Direction » The listing below is the input. Say how many of its lines contain "band", giving the number alone.

Records for the task »

§

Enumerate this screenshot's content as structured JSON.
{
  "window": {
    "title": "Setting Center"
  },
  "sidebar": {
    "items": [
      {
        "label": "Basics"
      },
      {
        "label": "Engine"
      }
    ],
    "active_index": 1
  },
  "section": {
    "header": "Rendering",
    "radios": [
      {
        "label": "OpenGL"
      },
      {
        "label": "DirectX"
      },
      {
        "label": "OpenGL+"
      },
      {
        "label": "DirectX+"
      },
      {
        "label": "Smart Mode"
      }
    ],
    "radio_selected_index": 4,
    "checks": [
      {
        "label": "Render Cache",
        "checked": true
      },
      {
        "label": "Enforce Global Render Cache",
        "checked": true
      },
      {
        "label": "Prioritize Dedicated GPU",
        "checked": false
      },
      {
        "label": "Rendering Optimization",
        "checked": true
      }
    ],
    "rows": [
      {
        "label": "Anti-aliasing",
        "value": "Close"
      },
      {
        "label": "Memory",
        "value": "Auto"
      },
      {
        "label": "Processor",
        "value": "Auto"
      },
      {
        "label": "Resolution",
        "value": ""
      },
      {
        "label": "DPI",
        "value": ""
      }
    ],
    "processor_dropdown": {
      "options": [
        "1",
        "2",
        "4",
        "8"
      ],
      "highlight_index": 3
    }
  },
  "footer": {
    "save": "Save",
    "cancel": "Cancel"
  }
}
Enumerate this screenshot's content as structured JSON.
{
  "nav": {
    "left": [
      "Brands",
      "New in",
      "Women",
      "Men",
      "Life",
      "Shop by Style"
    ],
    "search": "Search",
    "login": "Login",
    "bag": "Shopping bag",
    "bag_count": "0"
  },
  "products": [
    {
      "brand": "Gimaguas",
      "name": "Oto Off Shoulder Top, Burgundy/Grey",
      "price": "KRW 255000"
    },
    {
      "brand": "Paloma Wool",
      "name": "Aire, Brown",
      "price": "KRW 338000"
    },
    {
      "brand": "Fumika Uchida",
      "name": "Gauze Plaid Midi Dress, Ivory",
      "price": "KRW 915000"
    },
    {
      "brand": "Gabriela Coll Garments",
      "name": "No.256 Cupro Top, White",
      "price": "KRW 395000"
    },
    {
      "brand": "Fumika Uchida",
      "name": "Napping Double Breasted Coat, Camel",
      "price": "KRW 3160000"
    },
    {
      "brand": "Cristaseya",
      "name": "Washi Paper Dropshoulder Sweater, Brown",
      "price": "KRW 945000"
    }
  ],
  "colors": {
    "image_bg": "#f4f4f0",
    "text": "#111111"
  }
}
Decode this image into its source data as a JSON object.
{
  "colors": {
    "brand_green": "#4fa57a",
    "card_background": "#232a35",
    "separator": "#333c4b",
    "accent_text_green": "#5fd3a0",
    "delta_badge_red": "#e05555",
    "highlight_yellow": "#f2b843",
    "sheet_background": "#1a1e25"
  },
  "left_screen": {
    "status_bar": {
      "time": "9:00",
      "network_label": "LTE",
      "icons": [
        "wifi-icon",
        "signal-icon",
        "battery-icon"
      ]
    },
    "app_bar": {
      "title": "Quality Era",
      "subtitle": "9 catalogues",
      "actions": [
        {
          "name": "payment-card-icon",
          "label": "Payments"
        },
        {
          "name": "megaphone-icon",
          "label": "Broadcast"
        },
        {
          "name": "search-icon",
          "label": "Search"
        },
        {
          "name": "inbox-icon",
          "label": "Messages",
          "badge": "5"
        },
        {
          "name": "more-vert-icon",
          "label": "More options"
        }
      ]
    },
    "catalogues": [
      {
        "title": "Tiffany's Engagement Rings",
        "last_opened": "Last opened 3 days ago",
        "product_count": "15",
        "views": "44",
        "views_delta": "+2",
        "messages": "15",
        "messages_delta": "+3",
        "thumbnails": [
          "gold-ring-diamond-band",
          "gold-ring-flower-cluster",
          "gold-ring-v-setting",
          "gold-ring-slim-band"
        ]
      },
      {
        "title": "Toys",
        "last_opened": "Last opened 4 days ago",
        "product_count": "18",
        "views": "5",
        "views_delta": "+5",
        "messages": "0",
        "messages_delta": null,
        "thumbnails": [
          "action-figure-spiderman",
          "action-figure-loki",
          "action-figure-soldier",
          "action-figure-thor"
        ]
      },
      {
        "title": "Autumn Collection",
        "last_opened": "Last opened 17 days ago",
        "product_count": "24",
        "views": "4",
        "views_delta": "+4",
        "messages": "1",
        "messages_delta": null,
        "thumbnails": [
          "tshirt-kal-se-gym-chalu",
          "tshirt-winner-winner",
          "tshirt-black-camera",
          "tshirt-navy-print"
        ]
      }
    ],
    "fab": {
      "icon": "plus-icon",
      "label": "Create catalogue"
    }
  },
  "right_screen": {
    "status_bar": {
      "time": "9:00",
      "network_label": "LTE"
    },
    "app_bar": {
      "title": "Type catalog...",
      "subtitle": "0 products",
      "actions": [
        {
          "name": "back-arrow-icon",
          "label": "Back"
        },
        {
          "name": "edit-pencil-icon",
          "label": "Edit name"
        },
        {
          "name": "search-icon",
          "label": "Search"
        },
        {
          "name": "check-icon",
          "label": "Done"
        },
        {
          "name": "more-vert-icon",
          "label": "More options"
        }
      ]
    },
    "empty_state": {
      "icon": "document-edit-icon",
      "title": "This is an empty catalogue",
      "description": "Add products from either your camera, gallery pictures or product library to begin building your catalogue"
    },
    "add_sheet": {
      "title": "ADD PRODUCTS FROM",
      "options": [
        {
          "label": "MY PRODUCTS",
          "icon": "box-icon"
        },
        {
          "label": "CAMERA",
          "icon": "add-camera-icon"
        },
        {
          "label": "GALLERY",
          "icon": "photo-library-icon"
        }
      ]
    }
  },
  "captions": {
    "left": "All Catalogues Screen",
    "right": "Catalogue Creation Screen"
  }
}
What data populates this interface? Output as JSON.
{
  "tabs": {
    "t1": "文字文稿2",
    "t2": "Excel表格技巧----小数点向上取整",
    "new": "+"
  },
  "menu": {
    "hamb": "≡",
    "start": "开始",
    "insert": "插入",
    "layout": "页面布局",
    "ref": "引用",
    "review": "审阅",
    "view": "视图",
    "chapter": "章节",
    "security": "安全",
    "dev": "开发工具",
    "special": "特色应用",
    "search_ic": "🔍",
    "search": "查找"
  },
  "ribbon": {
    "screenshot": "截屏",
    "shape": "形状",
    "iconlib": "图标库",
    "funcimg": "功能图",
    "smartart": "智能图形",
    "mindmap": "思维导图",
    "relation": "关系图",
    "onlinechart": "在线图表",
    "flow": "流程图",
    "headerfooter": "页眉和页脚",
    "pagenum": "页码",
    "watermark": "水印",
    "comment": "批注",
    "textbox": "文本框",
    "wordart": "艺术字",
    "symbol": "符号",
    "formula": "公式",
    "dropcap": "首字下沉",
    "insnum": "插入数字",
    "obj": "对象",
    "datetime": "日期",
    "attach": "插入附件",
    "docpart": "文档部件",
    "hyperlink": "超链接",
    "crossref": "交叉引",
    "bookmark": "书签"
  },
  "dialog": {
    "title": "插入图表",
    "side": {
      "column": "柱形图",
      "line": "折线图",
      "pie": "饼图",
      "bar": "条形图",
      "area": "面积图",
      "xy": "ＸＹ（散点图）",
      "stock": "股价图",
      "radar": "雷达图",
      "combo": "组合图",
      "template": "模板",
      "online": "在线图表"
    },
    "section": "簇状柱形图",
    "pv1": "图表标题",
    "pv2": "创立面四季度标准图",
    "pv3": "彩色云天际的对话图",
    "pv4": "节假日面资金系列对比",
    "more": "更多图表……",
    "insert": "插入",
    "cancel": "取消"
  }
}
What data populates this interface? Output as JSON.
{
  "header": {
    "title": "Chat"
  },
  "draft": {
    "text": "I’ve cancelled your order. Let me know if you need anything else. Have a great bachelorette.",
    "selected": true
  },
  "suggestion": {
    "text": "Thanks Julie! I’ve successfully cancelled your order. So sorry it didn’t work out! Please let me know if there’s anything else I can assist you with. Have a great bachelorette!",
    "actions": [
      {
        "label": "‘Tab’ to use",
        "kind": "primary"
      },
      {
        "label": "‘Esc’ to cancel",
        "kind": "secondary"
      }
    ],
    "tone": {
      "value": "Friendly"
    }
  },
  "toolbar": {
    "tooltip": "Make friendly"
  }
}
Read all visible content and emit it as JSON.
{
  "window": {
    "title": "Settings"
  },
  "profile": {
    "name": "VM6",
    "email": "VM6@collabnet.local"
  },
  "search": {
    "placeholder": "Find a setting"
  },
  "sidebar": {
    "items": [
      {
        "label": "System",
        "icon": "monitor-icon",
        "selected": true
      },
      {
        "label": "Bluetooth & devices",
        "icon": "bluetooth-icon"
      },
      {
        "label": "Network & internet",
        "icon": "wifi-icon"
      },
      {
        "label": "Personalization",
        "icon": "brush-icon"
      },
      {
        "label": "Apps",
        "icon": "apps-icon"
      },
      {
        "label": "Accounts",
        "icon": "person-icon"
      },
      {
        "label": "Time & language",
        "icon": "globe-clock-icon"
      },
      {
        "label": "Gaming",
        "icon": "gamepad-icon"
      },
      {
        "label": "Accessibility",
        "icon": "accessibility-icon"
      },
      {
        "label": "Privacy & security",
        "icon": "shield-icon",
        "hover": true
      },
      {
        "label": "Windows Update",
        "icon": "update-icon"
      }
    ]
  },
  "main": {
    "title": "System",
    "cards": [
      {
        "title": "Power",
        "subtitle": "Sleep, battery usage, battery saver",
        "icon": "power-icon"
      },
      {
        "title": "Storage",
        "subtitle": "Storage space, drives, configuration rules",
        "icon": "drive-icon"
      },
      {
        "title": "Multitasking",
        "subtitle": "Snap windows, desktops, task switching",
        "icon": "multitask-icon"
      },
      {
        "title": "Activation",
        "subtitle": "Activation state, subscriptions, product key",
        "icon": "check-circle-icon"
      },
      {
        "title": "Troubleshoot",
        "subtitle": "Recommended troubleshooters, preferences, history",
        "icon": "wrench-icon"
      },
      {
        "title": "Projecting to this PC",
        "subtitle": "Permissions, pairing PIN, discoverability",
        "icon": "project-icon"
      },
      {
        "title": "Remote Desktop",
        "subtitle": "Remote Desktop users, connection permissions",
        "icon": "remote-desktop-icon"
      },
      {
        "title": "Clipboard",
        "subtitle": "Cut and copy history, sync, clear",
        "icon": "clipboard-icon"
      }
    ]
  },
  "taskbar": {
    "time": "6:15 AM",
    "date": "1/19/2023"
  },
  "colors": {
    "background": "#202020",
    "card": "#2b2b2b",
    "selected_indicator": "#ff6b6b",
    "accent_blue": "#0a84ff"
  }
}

§

Solution to this problem » 2